(Raw records)
========
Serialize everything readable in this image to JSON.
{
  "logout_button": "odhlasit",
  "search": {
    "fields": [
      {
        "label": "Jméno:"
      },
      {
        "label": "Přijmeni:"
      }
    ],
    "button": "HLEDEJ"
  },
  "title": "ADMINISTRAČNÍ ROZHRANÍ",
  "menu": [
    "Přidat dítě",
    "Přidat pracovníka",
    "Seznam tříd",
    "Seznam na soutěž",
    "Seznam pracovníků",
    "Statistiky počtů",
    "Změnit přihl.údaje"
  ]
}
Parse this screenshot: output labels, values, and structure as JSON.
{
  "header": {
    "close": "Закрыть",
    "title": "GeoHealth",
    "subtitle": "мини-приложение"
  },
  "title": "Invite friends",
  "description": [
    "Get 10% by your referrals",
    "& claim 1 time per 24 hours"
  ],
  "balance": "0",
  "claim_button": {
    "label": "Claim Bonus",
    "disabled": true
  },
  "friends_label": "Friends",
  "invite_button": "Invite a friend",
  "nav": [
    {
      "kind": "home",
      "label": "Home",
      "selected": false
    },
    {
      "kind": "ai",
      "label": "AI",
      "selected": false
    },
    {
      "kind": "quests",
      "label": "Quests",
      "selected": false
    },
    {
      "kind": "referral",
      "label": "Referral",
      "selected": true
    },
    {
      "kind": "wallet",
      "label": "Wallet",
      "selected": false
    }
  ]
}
========
**What is needed**
Return, word for word, each line from the line that contains "Parse this screenshot: output" to the end of the listing above; include both end lines and nothing else.

**Exercise output**
Parse this screenshot: output labels, values, and structure as JSON.
{
  "header": {
    "close": "Закрыть",
    "title": "GeoHealth",
    "subtitle": "мини-приложение"
  },
  "title": "Invite friends",
  "description": [
    "Get 10% by your referrals",
    "& claim 1 time per 24 hours"
  ],
  "balance": "0",
  "claim_button": {
    "label": "Claim Bonus",
    "disabled": true
  },
  "friends_label": "Friends",
  "invite_button": "Invite a friend",
  "nav": [
    {
      "kind": "home",
      "label": "Home",
      "selected": false
    },
    {
      "kind": "ai",
      "label": "AI",
      "selected": false
    },
    {
      "kind": "quests",
      "label": "Quests",
      "selected": false
    },
    {
      "kind": "referral",
      "label": "Referral",
      "selected": true
    },
    {
      "kind": "wallet",
      "label": "Wallet",
      "selected": false
    }
  ]
}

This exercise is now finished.